TASK PROMPT –
Go through each line of the records below and count those with the word "color"; give only the total.

RECORD LIST –
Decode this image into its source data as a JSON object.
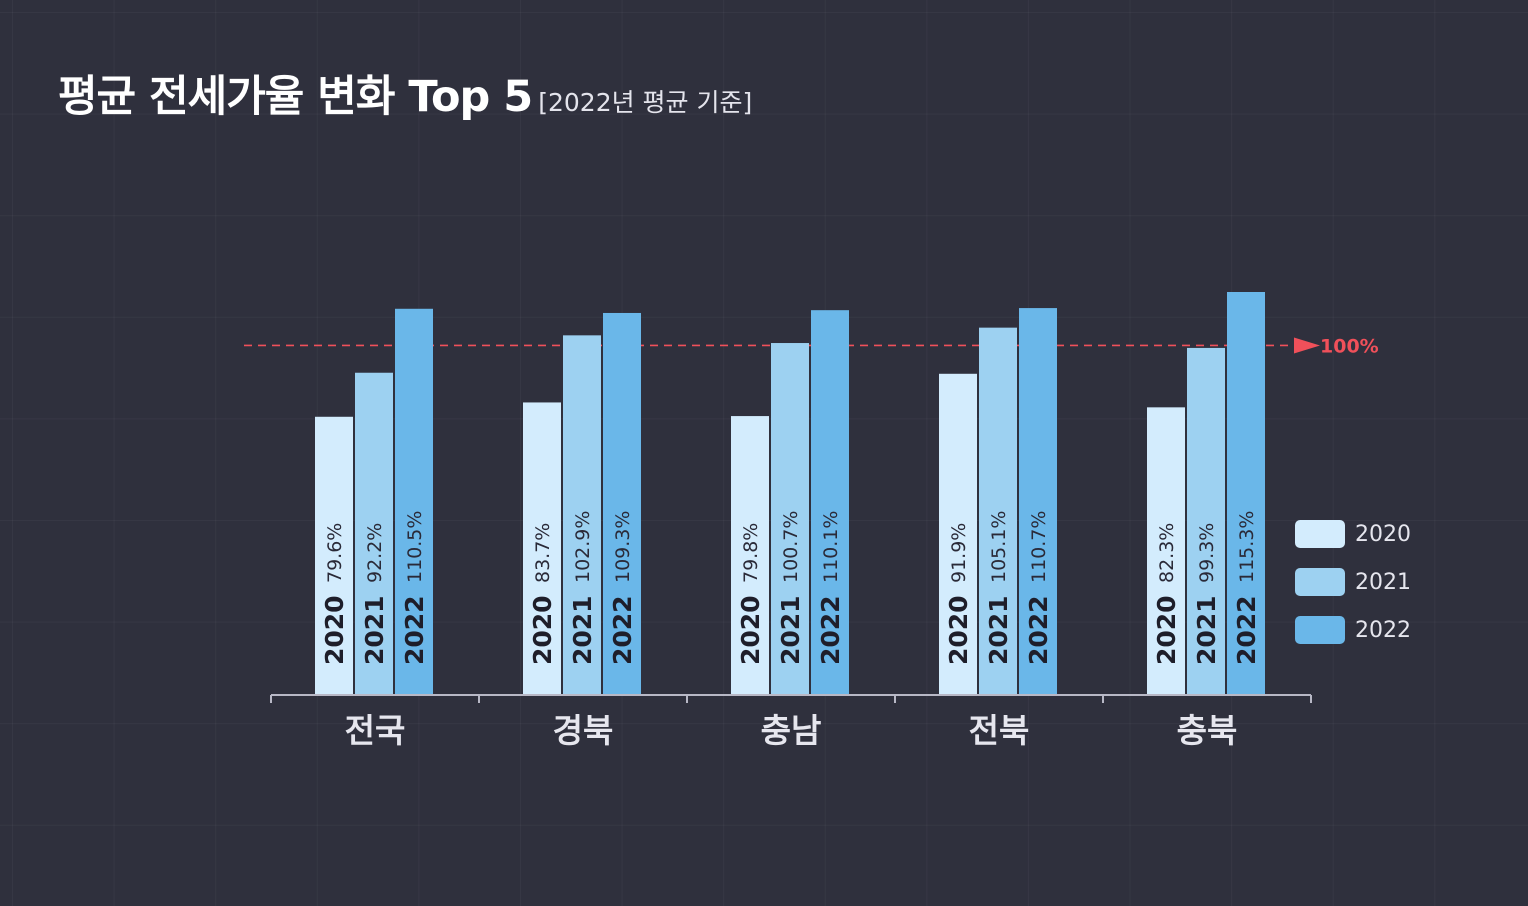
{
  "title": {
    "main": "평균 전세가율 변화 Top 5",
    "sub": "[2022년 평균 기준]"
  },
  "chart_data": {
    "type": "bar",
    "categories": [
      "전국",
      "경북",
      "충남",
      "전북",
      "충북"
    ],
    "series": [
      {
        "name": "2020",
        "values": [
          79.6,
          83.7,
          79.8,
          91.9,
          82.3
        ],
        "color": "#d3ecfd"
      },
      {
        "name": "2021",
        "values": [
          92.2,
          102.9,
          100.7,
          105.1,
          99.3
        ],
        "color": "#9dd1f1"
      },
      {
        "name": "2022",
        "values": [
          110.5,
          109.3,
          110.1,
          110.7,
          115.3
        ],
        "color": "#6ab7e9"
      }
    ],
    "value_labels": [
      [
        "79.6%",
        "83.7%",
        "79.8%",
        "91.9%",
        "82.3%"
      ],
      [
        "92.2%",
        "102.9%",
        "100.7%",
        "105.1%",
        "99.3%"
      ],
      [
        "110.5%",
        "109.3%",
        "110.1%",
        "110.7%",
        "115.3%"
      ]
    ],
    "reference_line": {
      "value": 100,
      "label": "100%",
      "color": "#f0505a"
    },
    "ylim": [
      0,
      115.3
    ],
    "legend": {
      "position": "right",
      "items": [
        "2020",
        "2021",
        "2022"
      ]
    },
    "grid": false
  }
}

FULL RESPONSE –
4